### PROBLEM STATEMENT
Using the records below, give the number of lines where the word "Rules" appears, with no further output.

Records contained in a dataset

----

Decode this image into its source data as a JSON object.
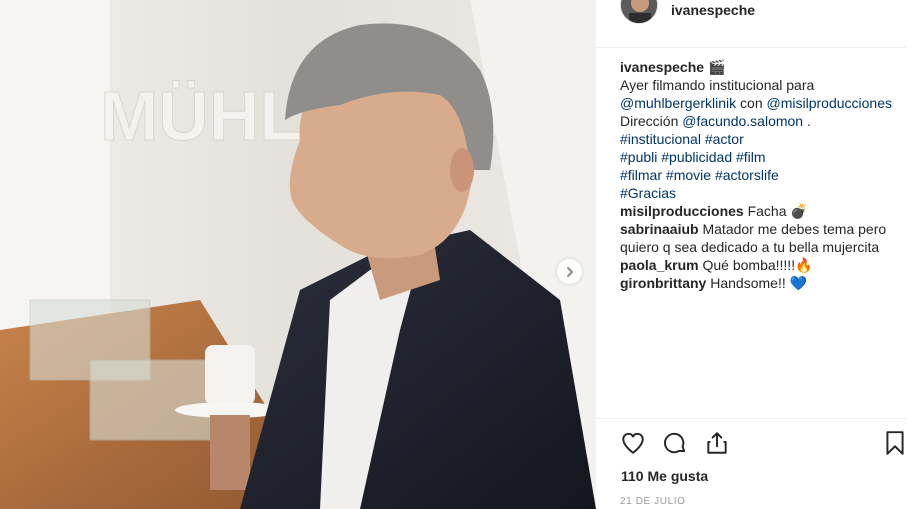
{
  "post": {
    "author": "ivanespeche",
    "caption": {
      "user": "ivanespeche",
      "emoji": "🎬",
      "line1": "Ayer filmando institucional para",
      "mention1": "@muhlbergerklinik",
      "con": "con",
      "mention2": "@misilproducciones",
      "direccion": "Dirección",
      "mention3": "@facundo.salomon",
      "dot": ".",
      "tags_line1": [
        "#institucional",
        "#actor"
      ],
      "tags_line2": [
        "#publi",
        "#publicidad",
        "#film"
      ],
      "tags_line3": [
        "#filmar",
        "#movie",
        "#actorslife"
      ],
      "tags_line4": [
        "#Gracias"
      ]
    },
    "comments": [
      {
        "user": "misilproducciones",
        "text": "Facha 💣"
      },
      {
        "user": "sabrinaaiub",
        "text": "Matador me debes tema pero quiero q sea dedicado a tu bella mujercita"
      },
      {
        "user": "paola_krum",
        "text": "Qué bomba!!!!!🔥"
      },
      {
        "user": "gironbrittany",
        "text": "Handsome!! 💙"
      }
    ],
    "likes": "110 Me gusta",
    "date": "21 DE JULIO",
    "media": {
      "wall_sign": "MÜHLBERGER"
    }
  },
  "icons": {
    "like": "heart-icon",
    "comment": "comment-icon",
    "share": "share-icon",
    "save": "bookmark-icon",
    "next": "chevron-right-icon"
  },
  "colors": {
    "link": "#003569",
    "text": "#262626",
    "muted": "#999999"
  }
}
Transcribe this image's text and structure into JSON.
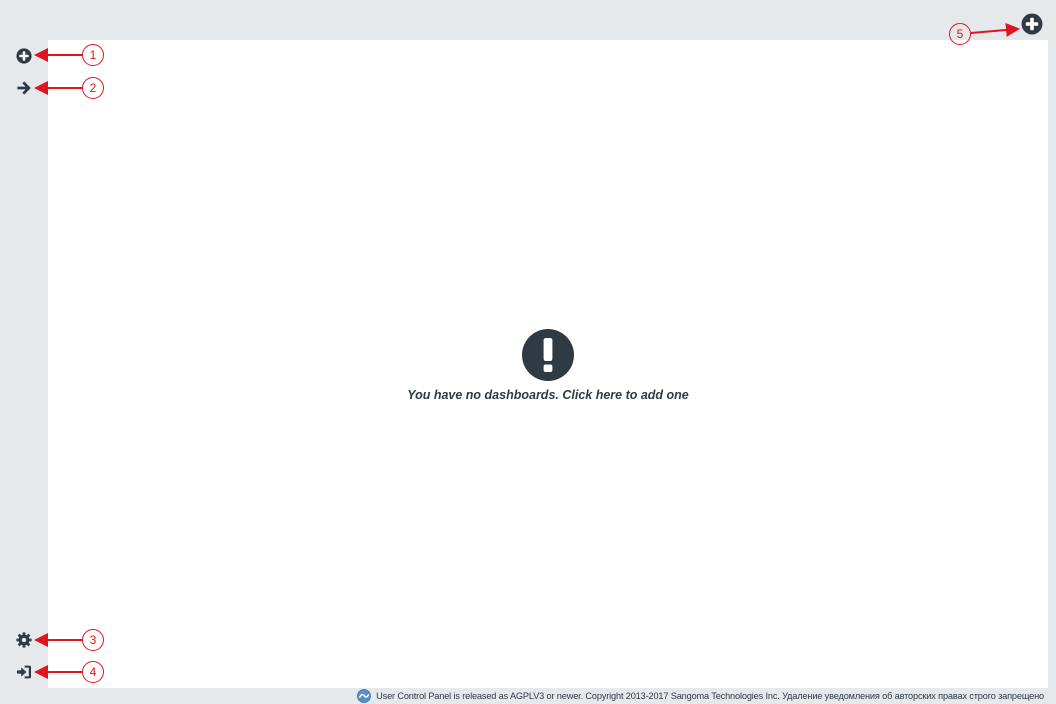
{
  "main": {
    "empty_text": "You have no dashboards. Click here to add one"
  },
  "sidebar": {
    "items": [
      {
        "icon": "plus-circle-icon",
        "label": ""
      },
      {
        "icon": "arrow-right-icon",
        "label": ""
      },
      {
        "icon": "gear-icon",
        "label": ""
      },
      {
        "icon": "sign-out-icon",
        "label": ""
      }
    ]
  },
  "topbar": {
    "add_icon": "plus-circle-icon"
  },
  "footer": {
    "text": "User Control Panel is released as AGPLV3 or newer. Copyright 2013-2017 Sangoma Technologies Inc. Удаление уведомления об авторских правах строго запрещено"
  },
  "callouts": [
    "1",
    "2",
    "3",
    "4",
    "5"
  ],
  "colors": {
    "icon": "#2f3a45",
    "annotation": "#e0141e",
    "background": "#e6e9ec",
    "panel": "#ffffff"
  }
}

----

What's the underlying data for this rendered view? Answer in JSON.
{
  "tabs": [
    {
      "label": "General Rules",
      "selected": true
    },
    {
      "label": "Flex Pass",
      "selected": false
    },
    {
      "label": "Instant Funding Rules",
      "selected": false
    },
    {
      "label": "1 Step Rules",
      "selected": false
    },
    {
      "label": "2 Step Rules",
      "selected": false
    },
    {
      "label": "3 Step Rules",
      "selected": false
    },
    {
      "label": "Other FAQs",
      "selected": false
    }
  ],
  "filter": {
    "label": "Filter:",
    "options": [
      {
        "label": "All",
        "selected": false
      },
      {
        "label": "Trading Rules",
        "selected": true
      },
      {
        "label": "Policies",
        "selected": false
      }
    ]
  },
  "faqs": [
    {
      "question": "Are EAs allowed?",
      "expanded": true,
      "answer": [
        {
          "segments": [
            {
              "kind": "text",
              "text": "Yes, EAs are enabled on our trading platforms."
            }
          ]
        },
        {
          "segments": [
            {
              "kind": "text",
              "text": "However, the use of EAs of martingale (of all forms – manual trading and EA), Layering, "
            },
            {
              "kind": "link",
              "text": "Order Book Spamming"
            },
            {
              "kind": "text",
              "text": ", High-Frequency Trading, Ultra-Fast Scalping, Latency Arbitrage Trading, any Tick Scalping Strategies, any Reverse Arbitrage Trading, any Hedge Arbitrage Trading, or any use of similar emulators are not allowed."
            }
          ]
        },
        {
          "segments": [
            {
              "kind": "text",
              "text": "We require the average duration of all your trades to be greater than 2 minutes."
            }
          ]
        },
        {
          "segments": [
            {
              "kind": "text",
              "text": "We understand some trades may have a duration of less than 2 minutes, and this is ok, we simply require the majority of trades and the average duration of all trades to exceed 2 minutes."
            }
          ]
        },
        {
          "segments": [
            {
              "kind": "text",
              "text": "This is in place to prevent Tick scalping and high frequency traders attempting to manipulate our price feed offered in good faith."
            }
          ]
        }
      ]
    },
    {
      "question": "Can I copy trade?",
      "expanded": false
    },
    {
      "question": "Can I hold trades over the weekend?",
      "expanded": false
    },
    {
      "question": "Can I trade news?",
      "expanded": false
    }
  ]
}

----

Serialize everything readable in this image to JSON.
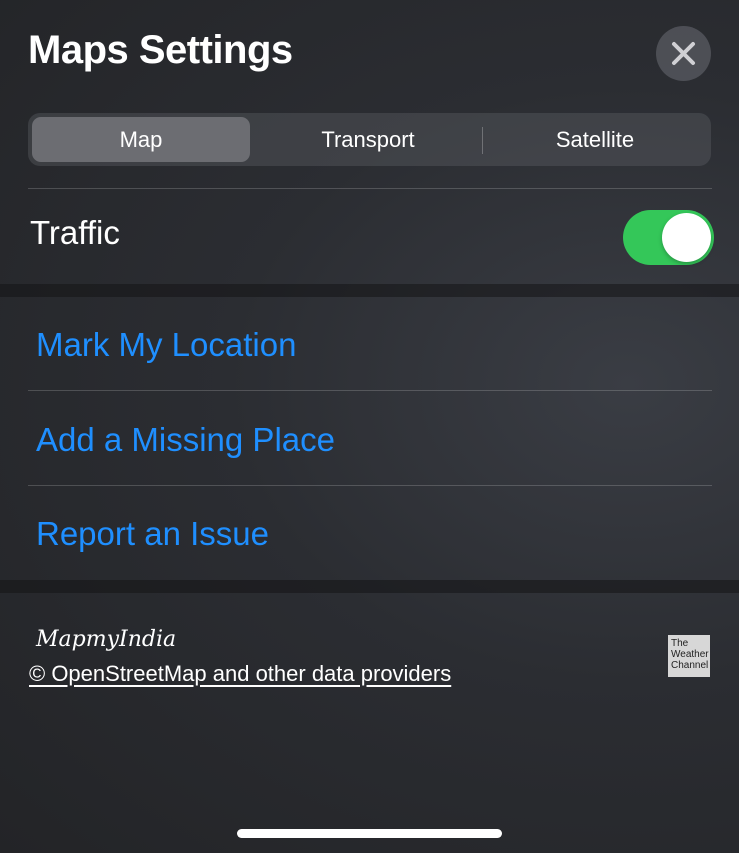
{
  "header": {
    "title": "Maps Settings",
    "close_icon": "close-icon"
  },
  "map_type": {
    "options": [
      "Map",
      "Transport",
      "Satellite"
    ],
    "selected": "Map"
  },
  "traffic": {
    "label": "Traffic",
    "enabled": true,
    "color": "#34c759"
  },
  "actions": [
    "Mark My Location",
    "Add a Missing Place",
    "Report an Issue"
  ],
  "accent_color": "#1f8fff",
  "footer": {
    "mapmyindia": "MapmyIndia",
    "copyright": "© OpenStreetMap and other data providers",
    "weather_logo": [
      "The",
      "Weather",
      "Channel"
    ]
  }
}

----

### WRITTEN REPLY
6